*Records supplied*.
⁂
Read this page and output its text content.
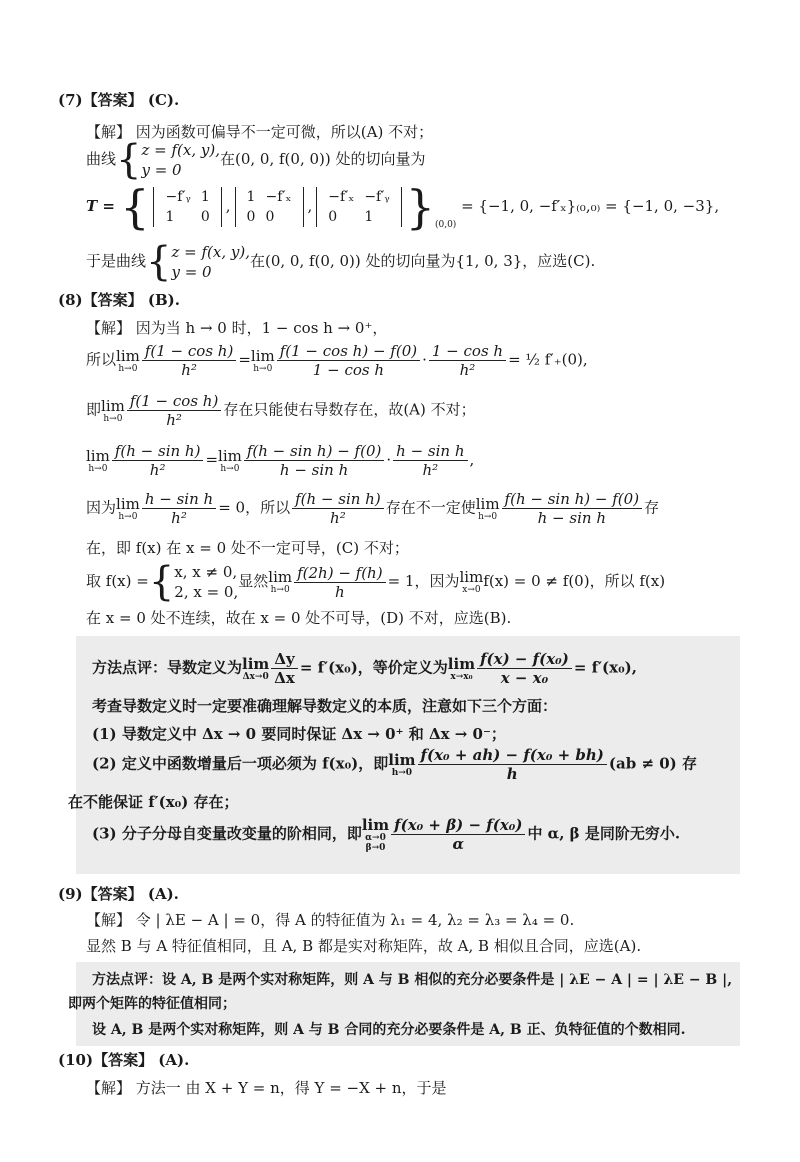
(7)【答案】 (C).
【解】 因为函数可偏导不一定可微，所以(A) 不对；
曲线{ z = f(x, y),
y = 0
在(0, 0, f(0, 0)) 处的切向量为
T = { −f′ᵧ	1
1	0
, 1	−f′ₓ
0	0
, −f′ₓ	−f′ᵧ
0	1 }$_{(0,0)} = \{-1$, 0, −f′ₓ}₍₀,₀₎ = {−1, 0, −3},
于是曲线{ z = f(x, y),
y = 0
在(0, 0, f(0, 0)) 处的切向量为{1, 0, 3}，应选(C).
(8)【答案】 (B).
【解】 因为当 h → 0 时，1 − cos h → 0⁺，
所以lim
$h\to 0 \frac{\text{f(1 − cos h)}}{\text{h²}} =\lim$
$h\to 0 \frac{\text{f(1 − cos h) − f(0)}}{\text{1 − cos h}} \cdot \frac{\text{1 − cos h}}{\text{h²}}$ = ½ f′₊(0),
即lim
$h\to 0 \frac{\text{f(1 − cos h)}}{\text{h²}}$ 存在只能使右导数存在，故(A) 不对；
lim
$h\to 0 \frac{\text{f(h − sin h)}}{\text{h²}} =\lim$
$h\to 0 \frac{\text{f(h − sin h) − f(0)}}{\text{h − sin h}} \cdot \frac{\text{h − sin h}}{\text{h²}}$ ,
因为lim
$h\to 0 \frac{\text{h − sin h}}{\text{h²}} = 0$，所以 $\frac{\text{f(h − sin h)}}{\text{h²}}$ 存在不一定使lim
$h\to 0 \frac{\text{f(h − sin h) − f(0)}}{\text{h − sin h}}$ 存
在，即 f(x) 在 x = 0 处不一定可导，(C) 不对；
取 f(x) ={ x, x ≠ 0,
2, x = 0,
显然lim
$h\to 0 \frac{f(2h) - f(h)}{h} = 1$，因为lim
x→0 f(x) = 0 ≠ f(0)，所以 f(x)
在 x = 0 处不连续，故在 x = 0 处不可导，(D) 不对，应选(B).
方法点评：导数定义为lim
$\Delta x\to 0 \frac{\Delta y}{\Delta x} = f'(x_0)$，等价定义为lim
$x\to x_0 \frac{\text{f(x) − f(x₀)}}{\text{x − x₀}} = f'(x_0)$,
考查导数定义时一定要准确理解导数定义的本质，注意如下三个方面：
(1) 导数定义中 Δx → 0 要同时保证 Δx → 0⁺ 和 Δx → 0⁻；
(2) 定义中函数增量后一项必须为 f(x₀)，即lim
$h\to 0 \frac{\text{f(x₀ + ah) − f(x₀ + bh)}}{h} (ab \ne 0)$ 存
在不能保证 f′(x₀) 存在；
(3) 分子分母自变量改变量的阶相同，即lim
α→0
$\beta\to 0 \frac{\text{f(x₀ + β) − f(x₀)}}{\alpha}$ 中 α, β 是同阶无穷小.
(9)【答案】 (A).
【解】 令 | λE − A | = 0，得 A 的特征值为 λ₁ = 4, λ₂ = λ₃ = λ₄ = 0.
显然 B 与 A 特征值相同，且 A, B 都是实对称矩阵，故 A, B 相似且合同，应选(A).
方法点评：设 A, B 是两个实对称矩阵，则 A 与 B 相似的充分必要条件是 | λE − A | = | λE − B |,
即两个矩阵的特征值相同；
设 A, B 是两个实对称矩阵，则 A 与 B 合同的充分必要条件是 A, B 正、负特征值的个数相同.
(10)【答案】 (A).
【解】 方法一 由 X + Y = n，得 Y = −X + n，于是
⁂
*Problem to work on*. Which lines in the listing above hold the word "cdot"? Show each of them.

*Result of this exercise*.
$h\to 0 \frac{\text{f(1 − cos h) − f(0)}}{\text{1 − cos h}} \cdot \frac{\text{1 − cos h}}{\text{h²}}$ = ½ f′₊(0),
$h\to 0 \frac{\text{f(h − sin h) − f(0)}}{\text{h − sin h}} \cdot \frac{\text{h − sin h}}{\text{h²}}$ ,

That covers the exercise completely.